EXERCISE DETAILS | Filter the records for lines holding the string "中国足球职业联赛联合会纪律与道德准则".

TASK MATERIAL |
***

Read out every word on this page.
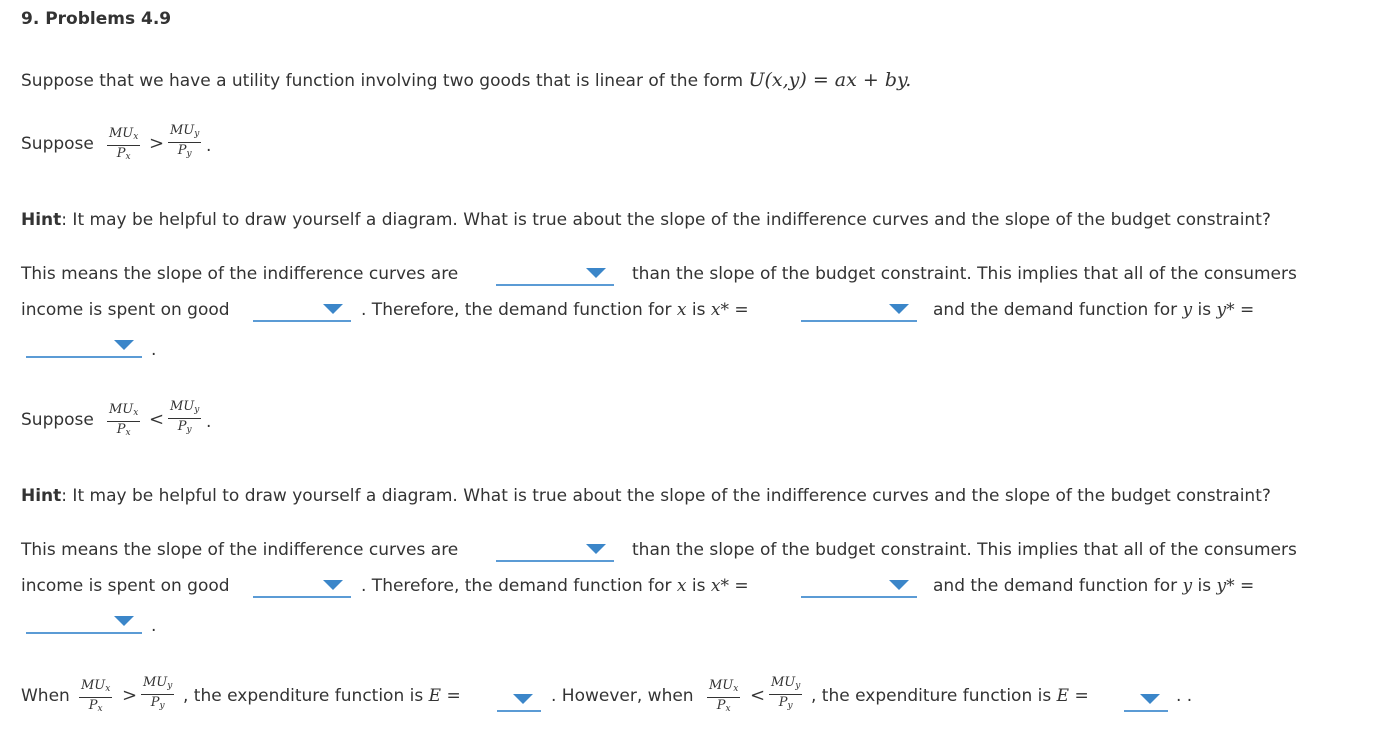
9. Problems 4.9
Suppose that we have a utility function involving two goods that is linear of the form U(x,y) = ax + by.
Suppose
$MU_x$
$P_x$
>
$MU_y$
$P_y$ .
Hint: It may be helpful to draw yourself a diagram. What is true about the slope of the indifference curves and the slope of the budget constraint?
This means the slope of the indifference curves are	than the slope of the budget constraint. This implies that all of the consumers
income is spent on good	. Therefore, the demand function for x is x* =	and the demand function for y is y* =
.
Suppose
$MU_x$
$P_x$
<
$MU_y$
$P_y$ .
Hint: It may be helpful to draw yourself a diagram. What is true about the slope of the indifference curves and the slope of the budget constraint?
This means the slope of the indifference curves are	than the slope of the budget constraint. This implies that all of the consumers
income is spent on good	. Therefore, the demand function for x is x* =	and the demand function for y is y* =
.
When
$MU_x$
$P_x$
>
$MU_y$
$P_y$	, the expenditure function is E =	. However, when
$MU_x$
$P_x$
<
$MU_y$
$P_y$	, the expenditure function is E =	. .
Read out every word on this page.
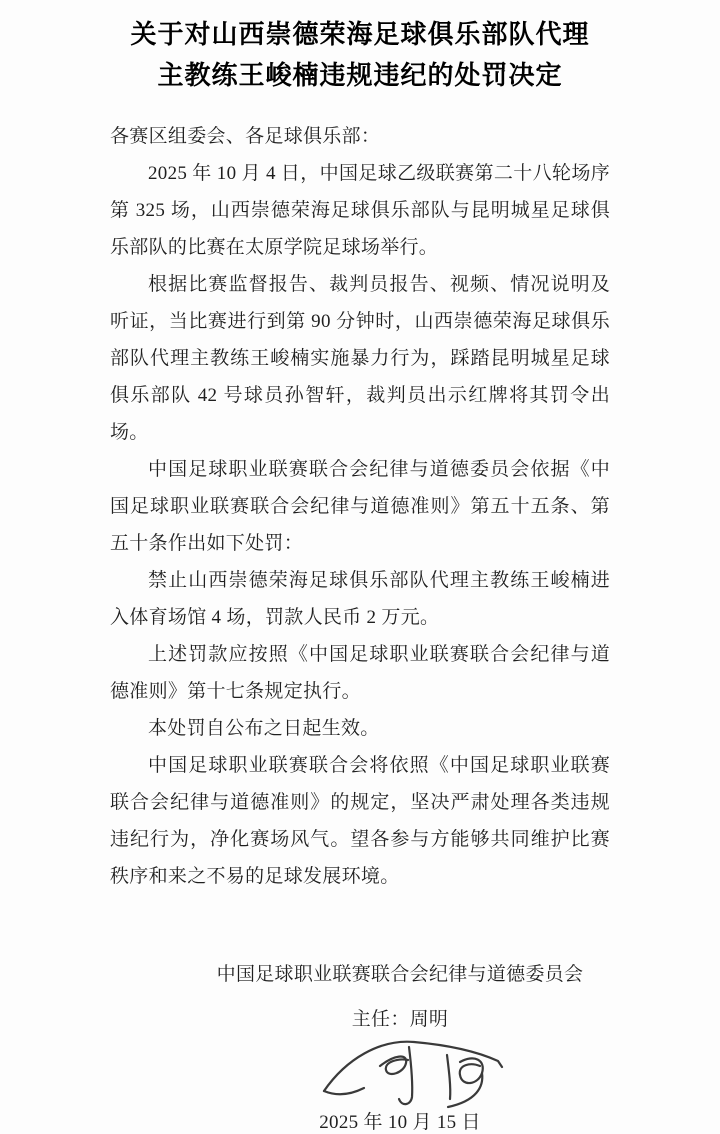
关于对山西崇德荣海足球俱乐部队代理
主教练王峻楠违规违纪的处罚决定

各赛区组委会、各足球俱乐部：

2025 年 10 月 4 日，中国足球乙级联赛第二十八轮场序第 325 场，山西崇德荣海足球俱乐部队与昆明城星足球俱乐部队的比赛在太原学院足球场举行。

根据比赛监督报告、裁判员报告、视频、情况说明及听证，当比赛进行到第 90 分钟时，山西崇德荣海足球俱乐部队代理主教练王峻楠实施暴力行为，踩踏昆明城星足球俱乐部队 42 号球员孙智轩，裁判员出示红牌将其罚令出场。

中国足球职业联赛联合会纪律与道德委员会依据《中国足球职业联赛联合会纪律与道德准则》第五十五条、第五十条作出如下处罚：

禁止山西崇德荣海足球俱乐部队代理主教练王峻楠进入体育场馆 4 场，罚款人民币 2 万元。

上述罚款应按照《中国足球职业联赛联合会纪律与道德准则》第十七条规定执行。

本处罚自公布之日起生效。

中国足球职业联赛联合会将依照《中国足球职业联赛联合会纪律与道德准则》的规定，坚决严肃处理各类违规违纪行为，净化赛场风气。望各参与方能够共同维护比赛秩序和来之不易的足球发展环境。

中国足球职业联赛联合会纪律与道德委员会
主任：周明
2025 年 10 月 15 日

***

EXERCISE RESPONSE |
中国足球职业联赛联合会纪律与道德委员会依据《中国足球职业联赛联合会纪律与道德准则》第五十五条、第五十条作出如下处罚：
上述罚款应按照《中国足球职业联赛联合会纪律与道德准则》第十七条规定执行。
中国足球职业联赛联合会将依照《中国足球职业联赛联合会纪律与道德准则》的规定，坚决严肃处理各类违规违纪行为，净化赛场风气。望各参与方能够共同维护比赛秩序和来之不易的足球发展环境。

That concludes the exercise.